__WRITTEN PROBLEM__: Identify each line containing the word "vegetation" and copy it.

__Dataset records__:

————————

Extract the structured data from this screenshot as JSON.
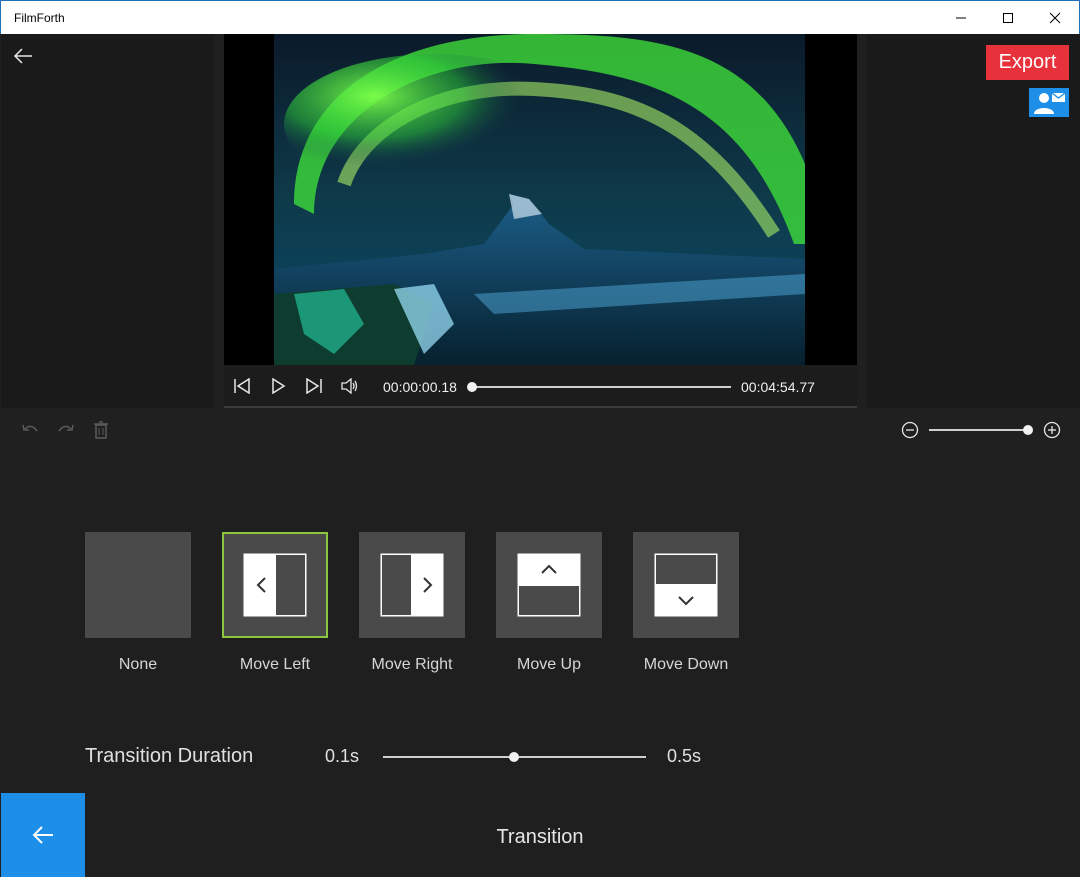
{
  "window": {
    "title": "FilmForth",
    "minimize_icon": "minimize-icon",
    "maximize_icon": "maximize-icon",
    "close_icon": "close-icon"
  },
  "header": {
    "back_icon": "arrow-left-icon",
    "export_label": "Export",
    "contact_icon": "contact-mail-icon"
  },
  "player": {
    "preview_image": "aurora-over-mountain",
    "current_time": "00:00:00.18",
    "total_time": "00:04:54.77",
    "progress_fraction": 0.0006
  },
  "toolbar": {
    "undo_icon": "undo-icon",
    "redo_icon": "redo-icon",
    "delete_icon": "trash-icon",
    "zoom_out_icon": "zoom-out-icon",
    "zoom_in_icon": "zoom-in-icon",
    "zoom_level_fraction": 1.0
  },
  "transitions": {
    "items": [
      {
        "label": "None",
        "selected": false
      },
      {
        "label": "Move Left",
        "selected": true
      },
      {
        "label": "Move Right",
        "selected": false
      },
      {
        "label": "Move Up",
        "selected": false
      },
      {
        "label": "Move Down",
        "selected": false
      }
    ],
    "duration_label": "Transition Duration",
    "duration_min": "0.1s",
    "duration_max": "0.5s",
    "duration_fraction": 0.5
  },
  "panel": {
    "title": "Transition",
    "back_icon": "arrow-left-icon"
  },
  "colors": {
    "accent_blue": "#1e8fe8",
    "export_red": "#e8323b",
    "selected_border": "#8cc63f",
    "background": "#1f1f1f"
  }
}
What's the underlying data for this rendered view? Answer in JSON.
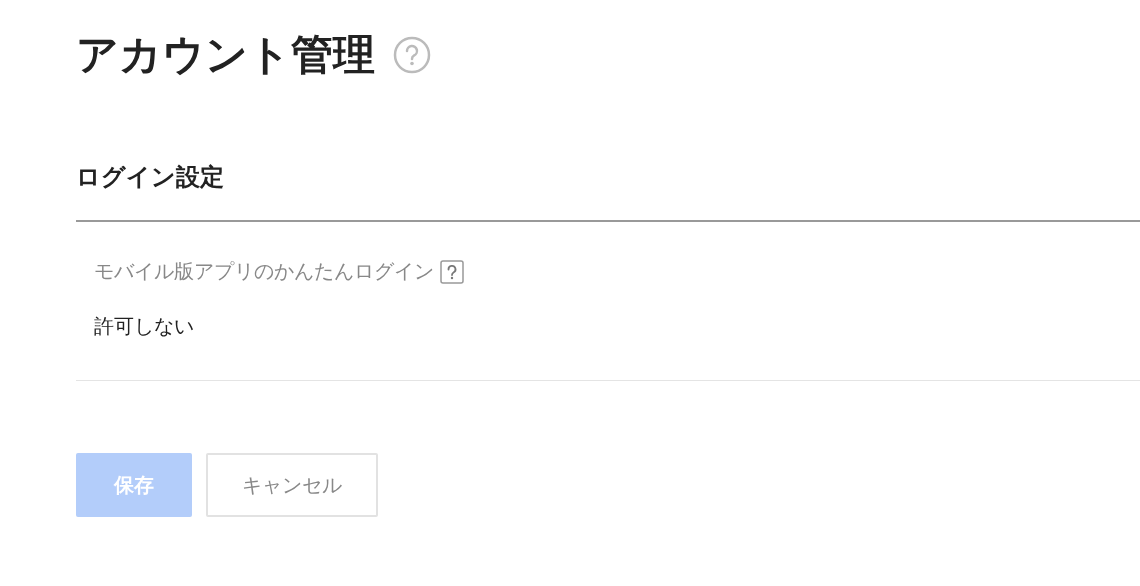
{
  "page": {
    "title": "アカウント管理"
  },
  "section": {
    "heading": "ログイン設定",
    "fields": [
      {
        "label": "モバイル版アプリのかんたんログイン",
        "value": "許可しない"
      }
    ]
  },
  "buttons": [
    {
      "kind": "primary",
      "label": "保存",
      "disabled": true
    },
    {
      "kind": "secondary",
      "label": "キャンセル",
      "disabled": false
    }
  ]
}
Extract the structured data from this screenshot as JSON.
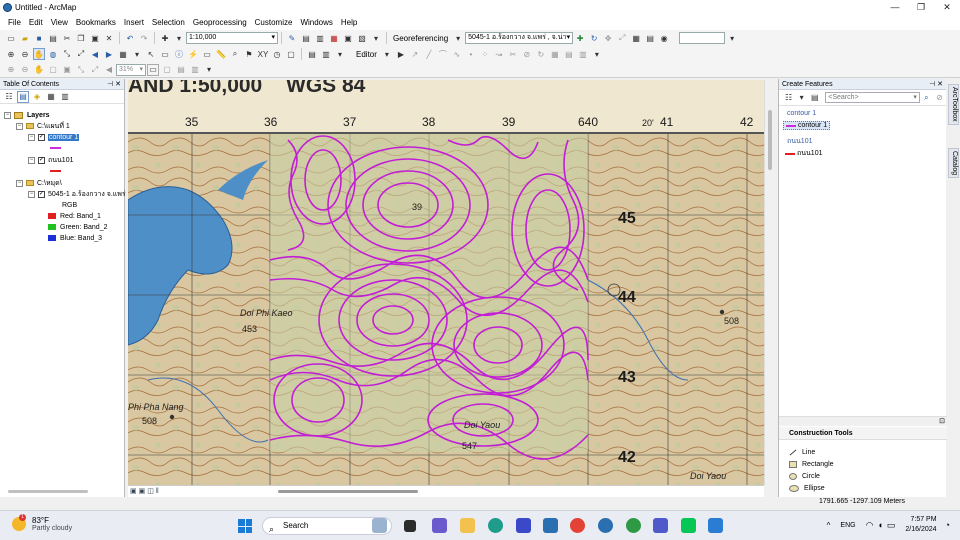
{
  "window": {
    "title": "Untitled - ArcMap",
    "controls": [
      "—",
      "❐",
      "✕"
    ]
  },
  "menu": [
    "File",
    "Edit",
    "View",
    "Bookmarks",
    "Insert",
    "Selection",
    "Geoprocessing",
    "Customize",
    "Windows",
    "Help"
  ],
  "toolbar": {
    "scale_value": "1:10,000",
    "georef_label": "Georeferencing",
    "georef_layer": "5045-1 อ.ร้องกวาง  จ.แพร่ , จ.น่าน",
    "editor_label": "Editor",
    "zoom_percent": "31%"
  },
  "toc": {
    "title": "Table Of Contents",
    "root_label": "Layers",
    "group1_path": "C:\\แผนที่ 1",
    "layer_contour": "contour 1",
    "layer_road": "ถนน101",
    "group2_path": "C:\\หมุด\\",
    "raster_name": "5045-1 อ.ร้องกวาง  จ.แพร่",
    "raster_type": "RGB",
    "band_red": "Red:   Band_1",
    "band_green": "Green: Band_2",
    "band_blue": "Blue:  Band_3",
    "colors": {
      "contour": "#d02bd9",
      "road": "#e02020",
      "red": "#e02020",
      "green": "#1fc21f",
      "blue": "#1a2fd8"
    }
  },
  "map": {
    "header_text": "AND 1:50,000",
    "datum_text": "WGS 84",
    "col_labels": [
      "35",
      "36",
      "37",
      "38",
      "39",
      "640",
      "41",
      "42"
    ],
    "minute_mark": "20'",
    "row_labels": [
      "45",
      "44",
      "43",
      "42"
    ],
    "spot_heights": [
      "453",
      "508",
      "508",
      "547",
      "39"
    ],
    "place_names": [
      "Doi Phi Kaeo",
      "Phi Pha Nang",
      "Doi Yaou",
      "Doi Yaou"
    ],
    "contour_color": "#c21ed6"
  },
  "create_features": {
    "title": "Create Features",
    "search_placeholder": "<Search>",
    "group_contour": "contour 1",
    "template_contour": "contour 1",
    "group_road": "ถนน101",
    "template_road": "ถนน101"
  },
  "construction_tools": {
    "title": "Construction Tools",
    "items": [
      "Line",
      "Rectangle",
      "Circle",
      "Ellipse"
    ]
  },
  "status": {
    "coordinates": "1791.665  -1297.109 Meters"
  },
  "side_tabs": [
    "ArcToolbox",
    "Catalog"
  ],
  "taskbar": {
    "temp": "83°F",
    "condition": "Partly cloudy",
    "alert_count": "1",
    "search_label": "Search",
    "lang": "ENG",
    "time": "7:57 PM",
    "date": "2/16/2024"
  }
}
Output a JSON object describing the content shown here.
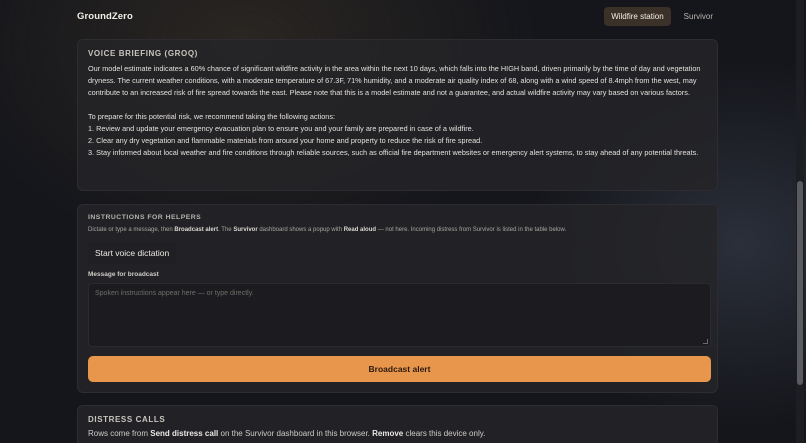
{
  "app": {
    "brand": "GroundZero",
    "nav": [
      {
        "label": "Wildfire station",
        "active": true
      },
      {
        "label": "Survivor",
        "active": false
      }
    ]
  },
  "voice_briefing": {
    "title": "VOICE BRIEFING (GROQ)",
    "paragraph1": "Our model estimate indicates a 60% chance of significant wildfire activity in the area within the next 10 days, which falls into the HIGH band, driven primarily by the time of day and vegetation dryness. The current weather conditions, with a moderate temperature of 67.3F, 71% humidity, and a moderate air quality index of 68, along with a wind speed of 8.4mph from the west, may contribute to an increased risk of fire spread towards the east. Please note that this is a model estimate and not a guarantee, and actual wildfire activity may vary based on various factors.",
    "intro": "To prepare for this potential risk, we recommend taking the following actions:",
    "actions": [
      "1. Review and update your emergency evacuation plan to ensure you and your family are prepared in case of a wildfire.",
      "2. Clear any dry vegetation and flammable materials from around your home and property to reduce the risk of fire spread.",
      "3. Stay informed about local weather and fire conditions through reliable sources, such as official fire department websites or emergency alert systems, to stay ahead of any potential threats."
    ]
  },
  "helpers": {
    "title": "INSTRUCTIONS FOR HELPERS",
    "desc_1": "Dictate or type a message, then ",
    "desc_b1": "Broadcast alert",
    "desc_2": ". The ",
    "desc_b2": "Survivor",
    "desc_3": " dashboard shows a popup with ",
    "desc_b3": "Read aloud",
    "desc_4": " — not here. Incoming distress from Survivor is listed in the table below.",
    "voice_button": "Start voice dictation",
    "message_label": "Message for broadcast",
    "message_value": "",
    "message_placeholder": "Spoken instructions appear here — or type directly.",
    "broadcast_button": "Broadcast alert"
  },
  "distress": {
    "title": "DISTRESS CALLS",
    "desc_1": "Rows come from ",
    "desc_b1": "Send distress call",
    "desc_2": " on the Survivor dashboard in this browser. ",
    "desc_b2": "Remove",
    "desc_3": " clears this device only."
  },
  "colors": {
    "accent": "#e9964d",
    "active_tab_bg": "#3b3128",
    "background": "#15161b"
  }
}
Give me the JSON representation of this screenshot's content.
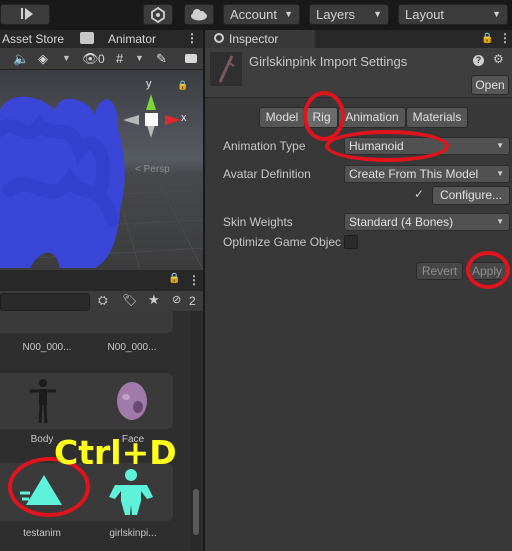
{
  "toolbar": {
    "account_label": "Account",
    "layers_label": "Layers",
    "layout_label": "Layout"
  },
  "left_tabs": {
    "asset_store": "Asset Store",
    "animator": "Animator"
  },
  "scene": {
    "gizmo_y": "y",
    "gizmo_x": "x",
    "persp_label": "< Persp",
    "visibility_count": "0"
  },
  "project": {
    "hidden_count": "2"
  },
  "assets": {
    "row1_left": "N00_000...",
    "row1_right": "N00_000...",
    "body_label": "Body",
    "face_label": "Face",
    "testanim_label": "testanim",
    "girlskin_label": "girlskinpi..."
  },
  "overlay_text": "Ctrl+D",
  "inspector": {
    "tab_label": "Inspector",
    "title": "Girlskinpink Import Settings",
    "open_button": "Open",
    "tabs": [
      "Model",
      "Rig",
      "Animation",
      "Materials"
    ],
    "animation_type_label": "Animation Type",
    "animation_type_value": "Humanoid",
    "avatar_definition_label": "Avatar Definition",
    "avatar_definition_value": "Create From This Model",
    "configure_button": "Configure...",
    "skin_weights_label": "Skin Weights",
    "skin_weights_value": "Standard (4 Bones)",
    "optimize_label": "Optimize Game Objec",
    "revert_button": "Revert",
    "apply_button": "Apply"
  },
  "colors": {
    "annotation_red": "#e0141c",
    "overlay_yellow": "#ffff1a",
    "scribble_blue": "#3a46d8",
    "icon_cyan": "#5ef2da"
  }
}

————————

__EXERCISE ANSWER__:
    "paragraph1": "Our model estimate indicates a 60% chance of significant wildfire activity in the area within the next 10 days, which falls into the HIGH band, driven primarily by the time of day and vegetation dryness. The current weather conditions, with a moderate temperature of 67.3F, 71% humidity, and a moderate air quality index of 68, along with a wind speed of 8.4mph from the west, may contribute to an increased risk of fire spread towards the east. Please note that this is a model estimate and not a guarantee, and actual wildfire activity may vary based on various factors.",
      "2. Clear any dry vegetation and flammable materials from around your home and property to reduce the risk of fire spread.",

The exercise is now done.